Data records:
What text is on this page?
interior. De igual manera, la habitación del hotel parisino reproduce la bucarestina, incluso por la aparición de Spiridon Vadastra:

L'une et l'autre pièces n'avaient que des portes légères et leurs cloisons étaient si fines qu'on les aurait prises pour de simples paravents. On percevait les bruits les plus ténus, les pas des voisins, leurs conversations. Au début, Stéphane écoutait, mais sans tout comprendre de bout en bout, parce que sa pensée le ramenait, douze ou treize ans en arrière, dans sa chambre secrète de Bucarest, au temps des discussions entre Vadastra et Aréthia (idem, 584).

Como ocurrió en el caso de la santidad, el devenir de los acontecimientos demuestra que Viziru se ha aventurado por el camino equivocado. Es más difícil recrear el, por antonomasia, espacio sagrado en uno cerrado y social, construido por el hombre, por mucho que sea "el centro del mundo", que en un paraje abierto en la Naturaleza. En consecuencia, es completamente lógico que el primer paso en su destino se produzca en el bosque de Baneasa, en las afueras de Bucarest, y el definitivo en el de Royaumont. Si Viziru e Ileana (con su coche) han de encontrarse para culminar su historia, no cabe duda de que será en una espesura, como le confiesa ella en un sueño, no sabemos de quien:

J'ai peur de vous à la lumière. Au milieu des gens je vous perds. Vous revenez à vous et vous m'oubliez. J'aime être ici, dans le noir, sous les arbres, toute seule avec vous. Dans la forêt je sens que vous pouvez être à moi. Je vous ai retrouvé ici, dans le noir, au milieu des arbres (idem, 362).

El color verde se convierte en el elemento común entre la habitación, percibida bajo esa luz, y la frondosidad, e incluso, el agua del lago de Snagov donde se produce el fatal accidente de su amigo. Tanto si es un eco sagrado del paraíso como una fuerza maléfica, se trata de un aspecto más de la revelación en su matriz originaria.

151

==

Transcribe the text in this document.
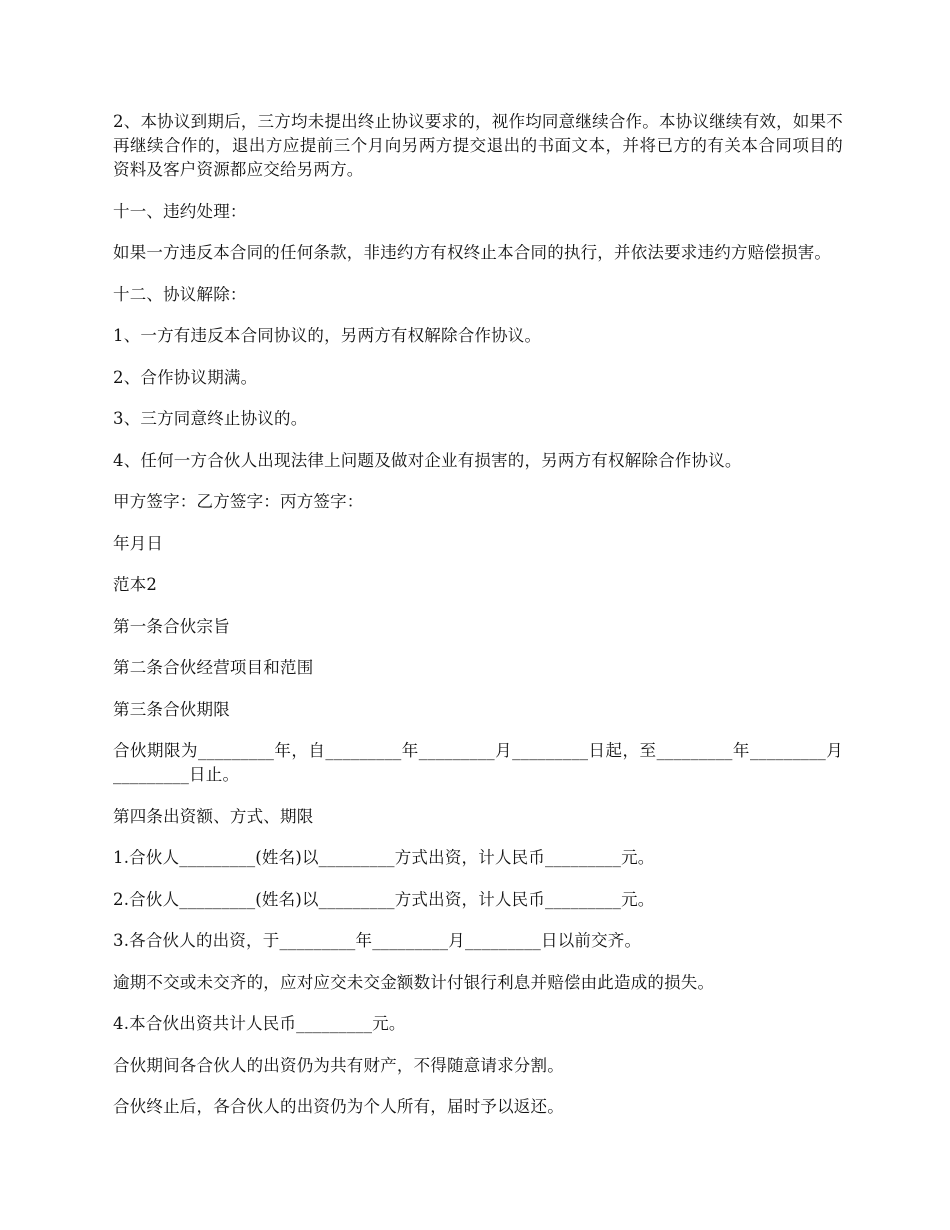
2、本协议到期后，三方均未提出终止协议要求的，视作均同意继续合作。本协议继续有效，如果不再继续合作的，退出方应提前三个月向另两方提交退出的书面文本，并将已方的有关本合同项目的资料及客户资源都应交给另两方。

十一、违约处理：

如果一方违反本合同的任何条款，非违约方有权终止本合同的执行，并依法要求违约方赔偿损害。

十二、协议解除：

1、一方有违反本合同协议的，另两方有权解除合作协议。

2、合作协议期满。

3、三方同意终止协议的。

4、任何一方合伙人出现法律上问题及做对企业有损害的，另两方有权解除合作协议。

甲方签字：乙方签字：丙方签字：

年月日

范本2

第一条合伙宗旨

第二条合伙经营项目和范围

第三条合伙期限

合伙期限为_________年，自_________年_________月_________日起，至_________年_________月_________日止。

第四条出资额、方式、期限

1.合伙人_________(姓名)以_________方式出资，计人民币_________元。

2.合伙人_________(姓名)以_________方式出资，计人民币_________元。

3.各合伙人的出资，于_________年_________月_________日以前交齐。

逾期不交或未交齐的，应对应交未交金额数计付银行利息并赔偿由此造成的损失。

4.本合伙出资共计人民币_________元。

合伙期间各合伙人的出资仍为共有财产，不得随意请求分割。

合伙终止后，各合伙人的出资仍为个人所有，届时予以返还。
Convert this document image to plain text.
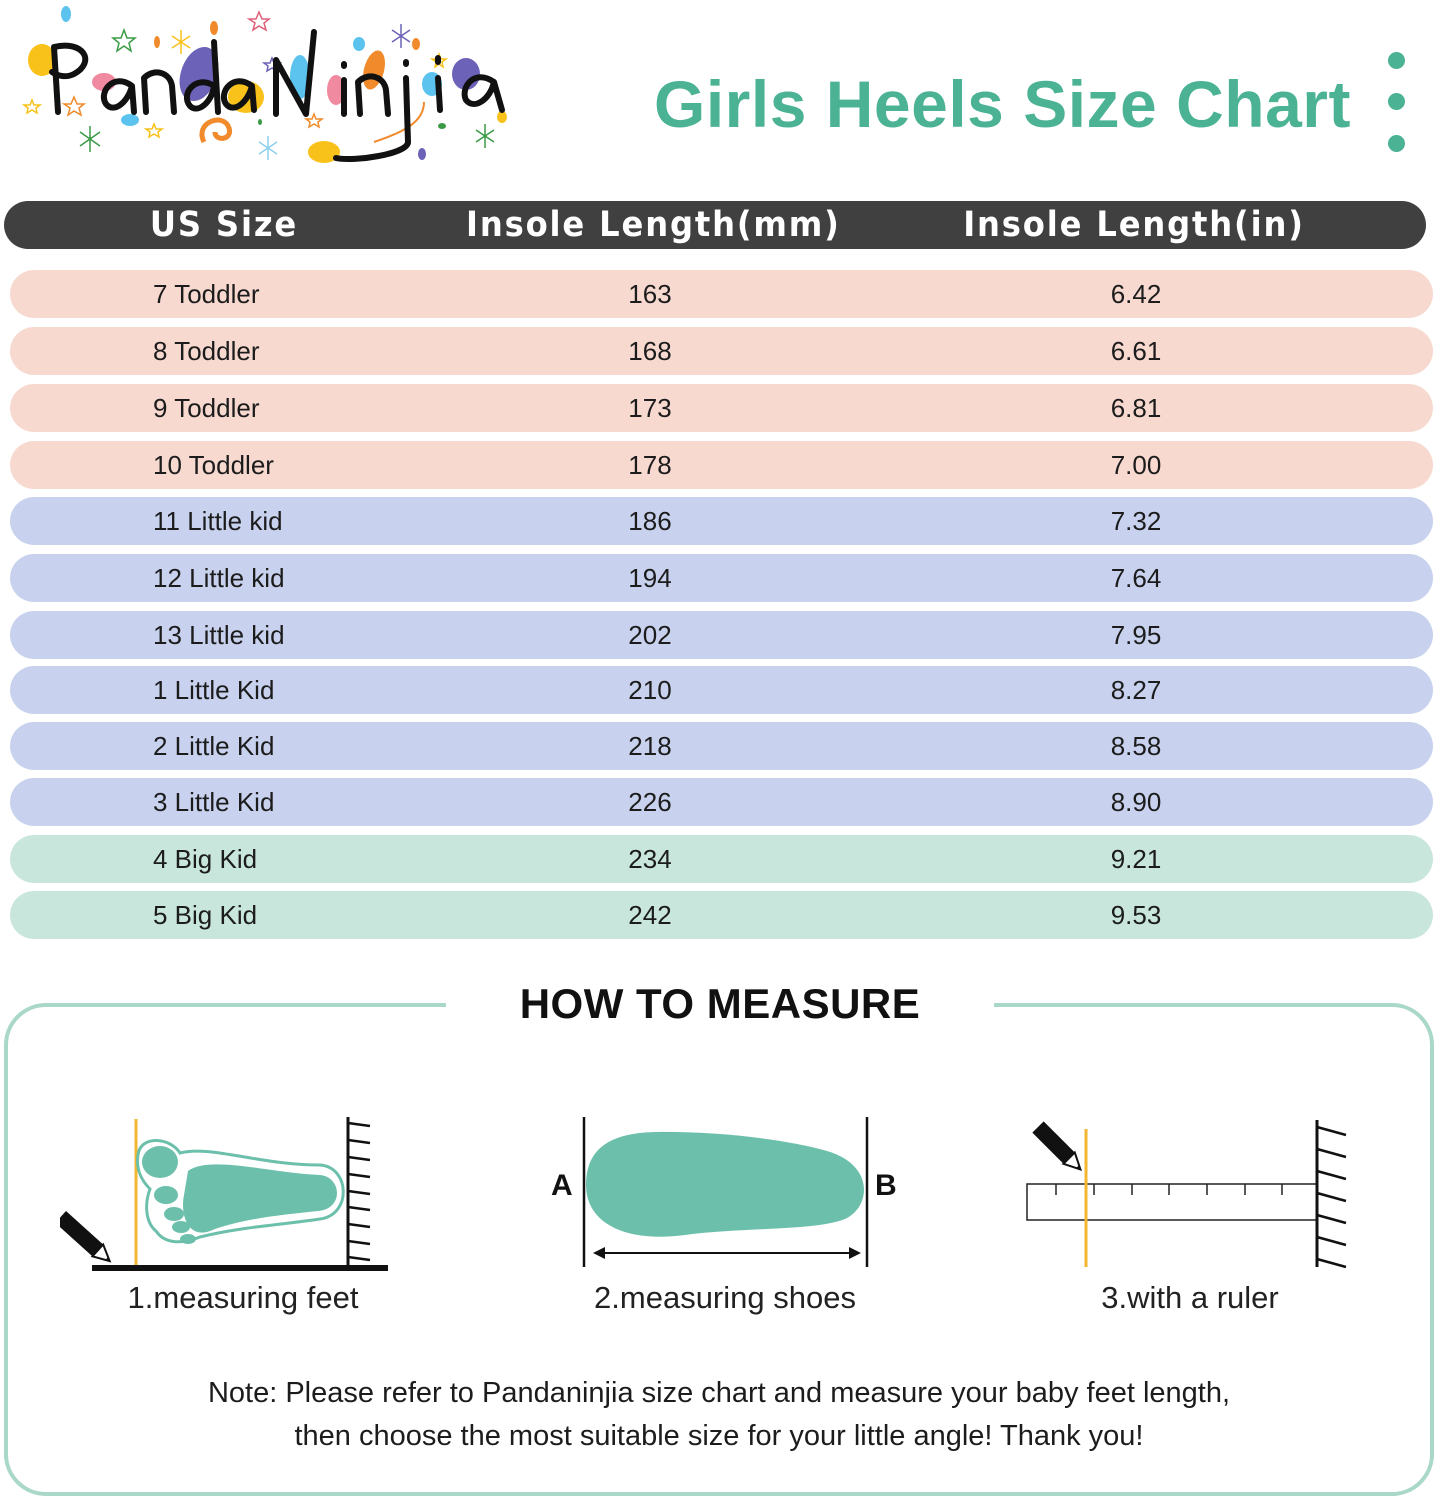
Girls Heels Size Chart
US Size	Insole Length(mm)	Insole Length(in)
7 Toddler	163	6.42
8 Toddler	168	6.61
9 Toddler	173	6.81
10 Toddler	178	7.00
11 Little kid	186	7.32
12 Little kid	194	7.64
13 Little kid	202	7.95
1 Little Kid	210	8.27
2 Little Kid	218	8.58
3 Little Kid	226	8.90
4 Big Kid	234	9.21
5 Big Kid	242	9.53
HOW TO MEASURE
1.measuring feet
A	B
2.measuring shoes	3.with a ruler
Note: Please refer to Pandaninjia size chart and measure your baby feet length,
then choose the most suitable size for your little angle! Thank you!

...

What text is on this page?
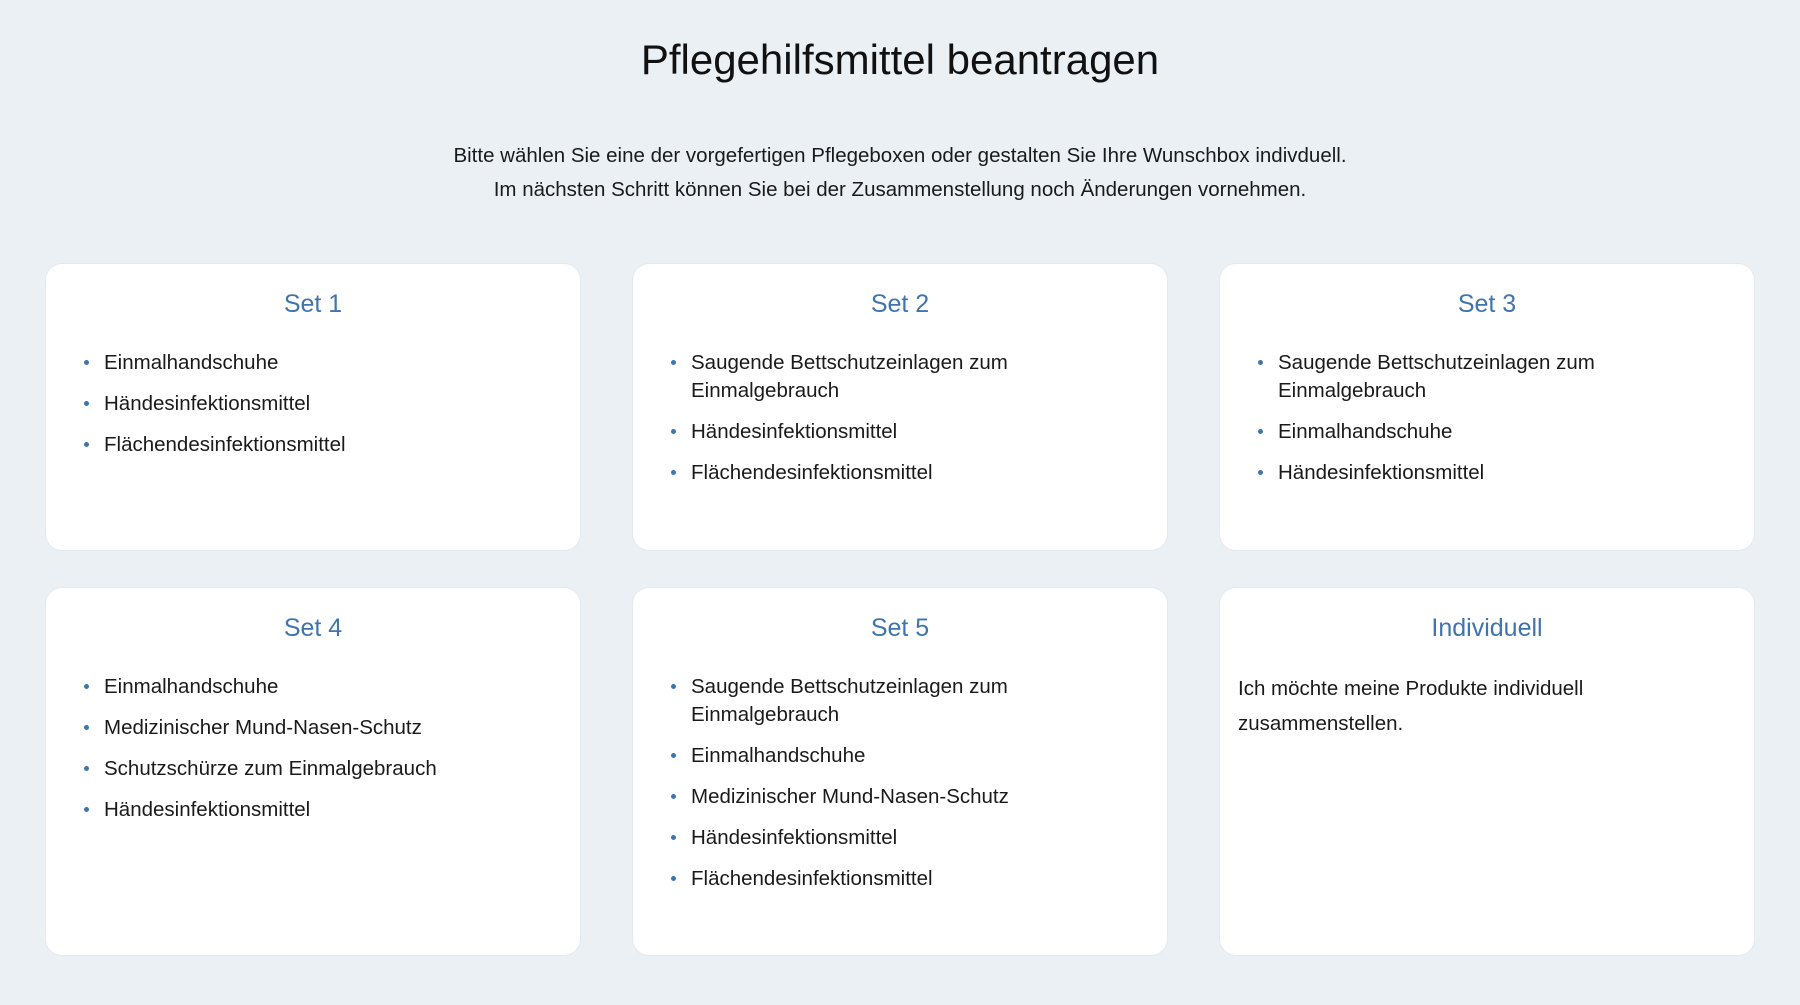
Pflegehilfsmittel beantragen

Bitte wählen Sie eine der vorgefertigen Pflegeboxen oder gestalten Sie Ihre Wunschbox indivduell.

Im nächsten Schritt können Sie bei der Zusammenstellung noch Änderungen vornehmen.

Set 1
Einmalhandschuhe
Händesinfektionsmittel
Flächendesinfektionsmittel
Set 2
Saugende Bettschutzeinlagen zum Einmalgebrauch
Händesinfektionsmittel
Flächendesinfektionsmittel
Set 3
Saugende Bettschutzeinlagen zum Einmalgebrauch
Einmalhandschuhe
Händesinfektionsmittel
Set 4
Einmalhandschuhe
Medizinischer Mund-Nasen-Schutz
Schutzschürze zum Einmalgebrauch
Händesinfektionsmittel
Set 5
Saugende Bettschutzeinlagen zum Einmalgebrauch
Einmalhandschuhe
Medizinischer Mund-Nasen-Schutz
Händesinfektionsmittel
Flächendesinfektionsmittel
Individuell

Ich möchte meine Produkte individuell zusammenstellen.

◆ **What to do**
Extract all lines that hold the word "text".

◆ **The output**
What text is on this page?
Transcribe the text in this document.
Convert this document image to plain text.
What text is on this page?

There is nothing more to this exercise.